_Seçilen Metin:_
____
Davacı vekilince … tarafından tahsil edilen çeklere konu ödemenin kendileri ile bir alakası olmadığını beyan etmiş ise de davalı defterlerinde kayıtlı olup davacı defterlerinde kayıtlı olmayan ve örnekleri dosya içerisinde bulunan 3 adet çekin (14/10/2014 keşide tarihli ve 267.000,00 TL bedelli, 24/04/2015 keşide tarihli ve 154.455,00 TL bedelli ve 22/05/2015 keşide tarihli ve 65.997,00 TL bedelli) lehtarının davacı şirket olması, her 3 çek dava dışı … tarafından muhattap bankaya ibraz edilip tahsil edilmesine rağmen 14/10/2014 tarih ve 267.000,00 TL miktarlı çekten dolayı yapılan tahsilatın 67.000,00 TL olarak davacı defterlerine işlenmiş olması nedeniyle …’ın davacı şirket hesabına tahsilat yaptığı anlaşıldığından davacı vekilinin rapora itirazlarına itibar edilmemiştir.
____
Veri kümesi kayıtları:
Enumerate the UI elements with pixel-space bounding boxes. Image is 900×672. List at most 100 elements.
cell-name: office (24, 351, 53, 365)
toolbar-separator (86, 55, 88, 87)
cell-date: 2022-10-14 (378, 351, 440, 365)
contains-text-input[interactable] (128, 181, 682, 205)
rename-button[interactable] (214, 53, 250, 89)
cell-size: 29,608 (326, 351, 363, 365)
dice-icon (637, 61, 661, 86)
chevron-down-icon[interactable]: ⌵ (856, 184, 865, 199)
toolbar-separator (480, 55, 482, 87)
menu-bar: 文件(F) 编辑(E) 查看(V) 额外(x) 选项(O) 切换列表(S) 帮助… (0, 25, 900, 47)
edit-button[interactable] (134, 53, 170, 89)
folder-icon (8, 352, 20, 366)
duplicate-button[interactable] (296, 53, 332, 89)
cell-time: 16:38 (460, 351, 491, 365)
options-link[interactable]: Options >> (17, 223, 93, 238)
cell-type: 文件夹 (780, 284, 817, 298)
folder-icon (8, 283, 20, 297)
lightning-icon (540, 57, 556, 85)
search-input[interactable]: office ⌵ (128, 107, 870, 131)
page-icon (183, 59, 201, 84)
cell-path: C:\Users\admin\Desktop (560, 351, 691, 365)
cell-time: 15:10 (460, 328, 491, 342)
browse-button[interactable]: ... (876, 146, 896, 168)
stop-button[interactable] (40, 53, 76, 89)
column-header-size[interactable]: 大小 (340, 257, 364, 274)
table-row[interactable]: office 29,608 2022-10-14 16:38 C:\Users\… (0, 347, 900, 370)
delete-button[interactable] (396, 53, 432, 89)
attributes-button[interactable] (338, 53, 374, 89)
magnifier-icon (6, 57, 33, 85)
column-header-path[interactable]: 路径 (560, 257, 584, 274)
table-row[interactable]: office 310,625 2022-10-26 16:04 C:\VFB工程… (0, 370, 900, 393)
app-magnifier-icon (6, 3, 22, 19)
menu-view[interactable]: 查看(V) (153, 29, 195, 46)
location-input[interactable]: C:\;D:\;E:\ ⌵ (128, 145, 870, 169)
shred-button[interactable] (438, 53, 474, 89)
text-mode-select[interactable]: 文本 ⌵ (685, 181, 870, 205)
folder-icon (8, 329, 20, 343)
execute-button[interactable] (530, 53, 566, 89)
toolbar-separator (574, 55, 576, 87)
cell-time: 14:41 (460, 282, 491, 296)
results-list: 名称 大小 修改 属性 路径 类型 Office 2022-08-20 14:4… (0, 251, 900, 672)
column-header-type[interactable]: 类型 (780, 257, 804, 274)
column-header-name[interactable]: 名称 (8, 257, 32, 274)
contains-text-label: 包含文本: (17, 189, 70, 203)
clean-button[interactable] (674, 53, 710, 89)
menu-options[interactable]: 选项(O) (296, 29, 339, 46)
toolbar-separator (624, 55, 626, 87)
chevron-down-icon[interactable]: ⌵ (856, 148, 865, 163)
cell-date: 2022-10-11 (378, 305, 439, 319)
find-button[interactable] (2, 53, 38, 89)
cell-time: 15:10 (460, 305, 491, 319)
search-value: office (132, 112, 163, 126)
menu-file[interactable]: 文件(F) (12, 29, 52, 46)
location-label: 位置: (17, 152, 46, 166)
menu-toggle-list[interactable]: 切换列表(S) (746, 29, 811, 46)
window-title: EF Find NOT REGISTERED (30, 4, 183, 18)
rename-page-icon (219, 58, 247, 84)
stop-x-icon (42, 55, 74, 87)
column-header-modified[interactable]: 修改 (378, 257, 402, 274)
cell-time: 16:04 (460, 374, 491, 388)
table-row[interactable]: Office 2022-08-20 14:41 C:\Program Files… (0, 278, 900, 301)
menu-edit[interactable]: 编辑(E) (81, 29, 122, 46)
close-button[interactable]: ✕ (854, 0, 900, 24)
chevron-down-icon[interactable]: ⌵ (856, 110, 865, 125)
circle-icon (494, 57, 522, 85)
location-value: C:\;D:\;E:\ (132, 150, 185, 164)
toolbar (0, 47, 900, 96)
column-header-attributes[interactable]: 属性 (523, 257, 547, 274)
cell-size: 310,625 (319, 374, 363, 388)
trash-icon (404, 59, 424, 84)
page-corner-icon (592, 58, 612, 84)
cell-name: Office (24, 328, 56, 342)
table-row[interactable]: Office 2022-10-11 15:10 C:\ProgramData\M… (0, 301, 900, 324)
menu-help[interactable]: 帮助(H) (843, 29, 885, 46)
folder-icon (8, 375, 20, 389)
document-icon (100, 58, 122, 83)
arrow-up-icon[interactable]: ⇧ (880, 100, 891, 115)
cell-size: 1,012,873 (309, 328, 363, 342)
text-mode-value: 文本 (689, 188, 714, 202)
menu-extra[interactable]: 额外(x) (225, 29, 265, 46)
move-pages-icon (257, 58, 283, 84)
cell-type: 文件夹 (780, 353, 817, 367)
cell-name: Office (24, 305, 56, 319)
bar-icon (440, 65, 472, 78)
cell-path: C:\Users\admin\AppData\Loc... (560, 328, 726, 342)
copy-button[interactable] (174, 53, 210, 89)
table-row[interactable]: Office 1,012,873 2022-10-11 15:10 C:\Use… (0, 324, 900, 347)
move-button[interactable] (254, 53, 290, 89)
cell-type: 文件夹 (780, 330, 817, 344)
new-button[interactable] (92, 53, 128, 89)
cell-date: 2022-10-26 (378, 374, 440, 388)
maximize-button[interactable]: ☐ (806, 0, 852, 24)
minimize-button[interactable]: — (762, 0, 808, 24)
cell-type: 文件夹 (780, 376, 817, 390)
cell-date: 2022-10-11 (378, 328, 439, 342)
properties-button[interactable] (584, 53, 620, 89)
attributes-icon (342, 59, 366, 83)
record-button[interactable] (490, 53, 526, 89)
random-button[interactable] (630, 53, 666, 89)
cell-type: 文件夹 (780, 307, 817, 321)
____
_Görevler:_
[A] Çek tahsilatına ilişkin metinde sözü edilen üç çekin keşide tarihlerini sıralayın.
[B] Çek tahsilatına ilişkin metni son cümlesinden sonra gelecek kısımla devam ettirin.
Bu verilere ihtiyaç yoktur.

_Görev Yanıtları:_
[A] 14/10/2014, 24/04/2015, 22/05/2015

[B]
… tarafından yapılan tahsilatların davacı defterlerine işlenmiş olması ve bu kişi tarafından yapılan tahsilatlara dayanak çeklerin davacı şirket lehine düzenlenmiş olması hususları birlikte değerlendirildiğinde tahsil edildikleri sabit olan her 3 çekin davacı şirket nam ve hesabına düzenlendikleri ve ödeme amaçlı olarak davacıya verildiği anlaşılmaktadır.
Tüm dosya kapsamı ile alınan bilirkişi raporu denetime açık ve hüküm kurmaya elverişli olduğundan davanın reddine karar vermek gerekmiştir.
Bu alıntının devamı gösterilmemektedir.